WHAT YOU HAVE TO DO — Only lines holding the string "wood" are wanted; copy each one from the material.

DATASET ROWS —
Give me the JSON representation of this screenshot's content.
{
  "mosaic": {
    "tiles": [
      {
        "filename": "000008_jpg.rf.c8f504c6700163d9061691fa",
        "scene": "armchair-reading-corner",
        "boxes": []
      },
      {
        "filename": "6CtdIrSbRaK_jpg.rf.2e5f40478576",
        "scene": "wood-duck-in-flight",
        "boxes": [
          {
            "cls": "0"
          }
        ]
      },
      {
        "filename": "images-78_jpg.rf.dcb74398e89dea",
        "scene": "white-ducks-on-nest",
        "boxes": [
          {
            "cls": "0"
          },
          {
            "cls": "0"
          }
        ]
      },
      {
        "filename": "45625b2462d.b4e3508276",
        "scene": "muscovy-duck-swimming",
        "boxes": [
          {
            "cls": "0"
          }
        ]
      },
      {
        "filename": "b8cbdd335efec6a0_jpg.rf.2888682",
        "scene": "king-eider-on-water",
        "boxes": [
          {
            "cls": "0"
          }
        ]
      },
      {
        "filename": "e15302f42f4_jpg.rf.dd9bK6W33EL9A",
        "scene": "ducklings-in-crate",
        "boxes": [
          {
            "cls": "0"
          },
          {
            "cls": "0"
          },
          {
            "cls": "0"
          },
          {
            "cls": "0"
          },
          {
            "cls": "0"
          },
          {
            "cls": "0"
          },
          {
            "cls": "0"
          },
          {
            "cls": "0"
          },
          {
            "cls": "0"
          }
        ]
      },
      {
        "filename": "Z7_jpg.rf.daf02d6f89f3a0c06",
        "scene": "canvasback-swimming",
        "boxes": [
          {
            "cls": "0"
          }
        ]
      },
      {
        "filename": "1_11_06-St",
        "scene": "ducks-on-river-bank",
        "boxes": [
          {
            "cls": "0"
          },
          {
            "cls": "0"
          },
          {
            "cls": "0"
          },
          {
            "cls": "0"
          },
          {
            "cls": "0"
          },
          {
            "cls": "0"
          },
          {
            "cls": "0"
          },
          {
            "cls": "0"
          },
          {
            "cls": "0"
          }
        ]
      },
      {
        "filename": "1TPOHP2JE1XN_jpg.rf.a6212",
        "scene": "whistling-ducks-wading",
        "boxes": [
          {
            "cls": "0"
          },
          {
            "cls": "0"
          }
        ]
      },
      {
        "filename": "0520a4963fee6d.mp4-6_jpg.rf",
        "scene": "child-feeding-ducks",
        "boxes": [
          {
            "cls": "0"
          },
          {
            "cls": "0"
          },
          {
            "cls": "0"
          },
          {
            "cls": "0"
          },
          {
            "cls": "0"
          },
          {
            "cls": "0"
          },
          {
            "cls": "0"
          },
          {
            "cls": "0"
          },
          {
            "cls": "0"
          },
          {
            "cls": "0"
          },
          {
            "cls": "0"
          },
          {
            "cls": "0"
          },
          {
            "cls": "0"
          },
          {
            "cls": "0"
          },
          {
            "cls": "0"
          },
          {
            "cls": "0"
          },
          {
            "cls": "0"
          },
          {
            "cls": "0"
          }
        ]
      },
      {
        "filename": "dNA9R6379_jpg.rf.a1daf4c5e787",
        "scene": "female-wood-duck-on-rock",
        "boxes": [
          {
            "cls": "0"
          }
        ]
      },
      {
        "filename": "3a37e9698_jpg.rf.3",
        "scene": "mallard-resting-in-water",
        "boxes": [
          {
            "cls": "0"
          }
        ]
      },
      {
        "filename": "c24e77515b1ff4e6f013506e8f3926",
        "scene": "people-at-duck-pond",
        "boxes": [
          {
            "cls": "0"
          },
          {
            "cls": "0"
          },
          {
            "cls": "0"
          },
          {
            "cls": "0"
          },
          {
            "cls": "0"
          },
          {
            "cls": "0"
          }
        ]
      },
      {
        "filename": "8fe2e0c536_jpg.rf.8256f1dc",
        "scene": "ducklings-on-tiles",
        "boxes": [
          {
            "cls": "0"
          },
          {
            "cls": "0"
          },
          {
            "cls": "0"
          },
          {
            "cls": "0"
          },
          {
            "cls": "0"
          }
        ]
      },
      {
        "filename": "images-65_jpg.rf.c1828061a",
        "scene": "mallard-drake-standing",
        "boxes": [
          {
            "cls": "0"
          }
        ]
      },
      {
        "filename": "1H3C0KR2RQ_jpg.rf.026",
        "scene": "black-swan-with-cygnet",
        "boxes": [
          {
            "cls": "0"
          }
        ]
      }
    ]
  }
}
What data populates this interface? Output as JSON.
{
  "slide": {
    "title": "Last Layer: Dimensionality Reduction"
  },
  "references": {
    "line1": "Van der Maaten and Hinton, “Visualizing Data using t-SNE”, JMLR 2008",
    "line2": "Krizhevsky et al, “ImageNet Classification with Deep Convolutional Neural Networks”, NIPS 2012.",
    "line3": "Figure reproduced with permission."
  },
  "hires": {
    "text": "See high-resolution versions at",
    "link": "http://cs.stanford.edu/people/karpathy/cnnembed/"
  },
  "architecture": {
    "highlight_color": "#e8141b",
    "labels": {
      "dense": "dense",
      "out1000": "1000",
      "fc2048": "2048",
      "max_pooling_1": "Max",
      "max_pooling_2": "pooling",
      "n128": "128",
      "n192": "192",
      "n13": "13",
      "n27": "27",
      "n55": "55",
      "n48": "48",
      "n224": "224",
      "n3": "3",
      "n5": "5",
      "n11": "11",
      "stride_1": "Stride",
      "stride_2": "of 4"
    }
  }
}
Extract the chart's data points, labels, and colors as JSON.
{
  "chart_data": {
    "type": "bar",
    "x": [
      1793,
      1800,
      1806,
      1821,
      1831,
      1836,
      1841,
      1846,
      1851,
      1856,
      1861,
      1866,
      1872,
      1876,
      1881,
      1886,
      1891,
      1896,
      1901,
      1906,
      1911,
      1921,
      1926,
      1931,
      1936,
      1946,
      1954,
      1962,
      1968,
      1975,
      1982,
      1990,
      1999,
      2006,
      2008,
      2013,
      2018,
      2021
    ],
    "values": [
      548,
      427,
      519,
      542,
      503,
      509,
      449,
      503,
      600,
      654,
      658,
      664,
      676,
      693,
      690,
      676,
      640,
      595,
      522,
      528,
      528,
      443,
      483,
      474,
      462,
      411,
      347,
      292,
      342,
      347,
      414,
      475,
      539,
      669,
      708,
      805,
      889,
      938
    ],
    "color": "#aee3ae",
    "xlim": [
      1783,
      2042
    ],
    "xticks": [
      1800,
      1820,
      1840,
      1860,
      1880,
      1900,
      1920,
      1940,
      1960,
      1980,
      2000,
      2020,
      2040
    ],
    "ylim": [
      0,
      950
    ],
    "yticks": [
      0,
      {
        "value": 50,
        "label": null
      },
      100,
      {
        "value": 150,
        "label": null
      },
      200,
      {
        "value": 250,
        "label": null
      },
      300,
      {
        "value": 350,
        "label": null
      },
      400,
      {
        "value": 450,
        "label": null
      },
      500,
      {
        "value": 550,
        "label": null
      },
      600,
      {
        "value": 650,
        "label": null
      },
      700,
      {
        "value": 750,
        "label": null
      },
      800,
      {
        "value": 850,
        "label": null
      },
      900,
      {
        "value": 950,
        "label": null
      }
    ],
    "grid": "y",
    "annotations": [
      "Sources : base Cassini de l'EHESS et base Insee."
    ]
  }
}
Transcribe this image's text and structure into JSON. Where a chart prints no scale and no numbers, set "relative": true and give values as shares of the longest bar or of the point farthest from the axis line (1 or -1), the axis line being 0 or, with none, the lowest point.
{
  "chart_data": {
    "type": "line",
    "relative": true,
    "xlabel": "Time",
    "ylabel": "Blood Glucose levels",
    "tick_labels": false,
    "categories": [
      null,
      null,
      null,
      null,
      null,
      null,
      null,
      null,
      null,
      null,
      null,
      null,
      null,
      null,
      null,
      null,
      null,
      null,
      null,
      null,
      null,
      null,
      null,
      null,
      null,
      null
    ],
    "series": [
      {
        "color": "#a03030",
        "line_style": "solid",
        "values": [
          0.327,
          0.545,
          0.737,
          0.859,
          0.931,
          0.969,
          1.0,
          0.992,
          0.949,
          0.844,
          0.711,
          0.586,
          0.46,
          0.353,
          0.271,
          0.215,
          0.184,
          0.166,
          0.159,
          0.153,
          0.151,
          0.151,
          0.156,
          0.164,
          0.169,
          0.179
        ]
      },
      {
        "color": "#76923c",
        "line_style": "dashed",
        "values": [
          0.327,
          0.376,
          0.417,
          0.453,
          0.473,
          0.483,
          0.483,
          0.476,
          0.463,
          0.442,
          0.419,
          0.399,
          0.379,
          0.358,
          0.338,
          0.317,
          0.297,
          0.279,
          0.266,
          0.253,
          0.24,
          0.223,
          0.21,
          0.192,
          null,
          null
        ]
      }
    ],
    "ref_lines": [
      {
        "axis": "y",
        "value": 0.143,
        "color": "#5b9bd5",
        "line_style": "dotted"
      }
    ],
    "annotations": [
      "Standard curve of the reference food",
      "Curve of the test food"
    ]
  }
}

OUTPUT OF THE TASK —
        "scene": "wood-duck-in-flight",
        "scene": "female-wood-duck-on-rock",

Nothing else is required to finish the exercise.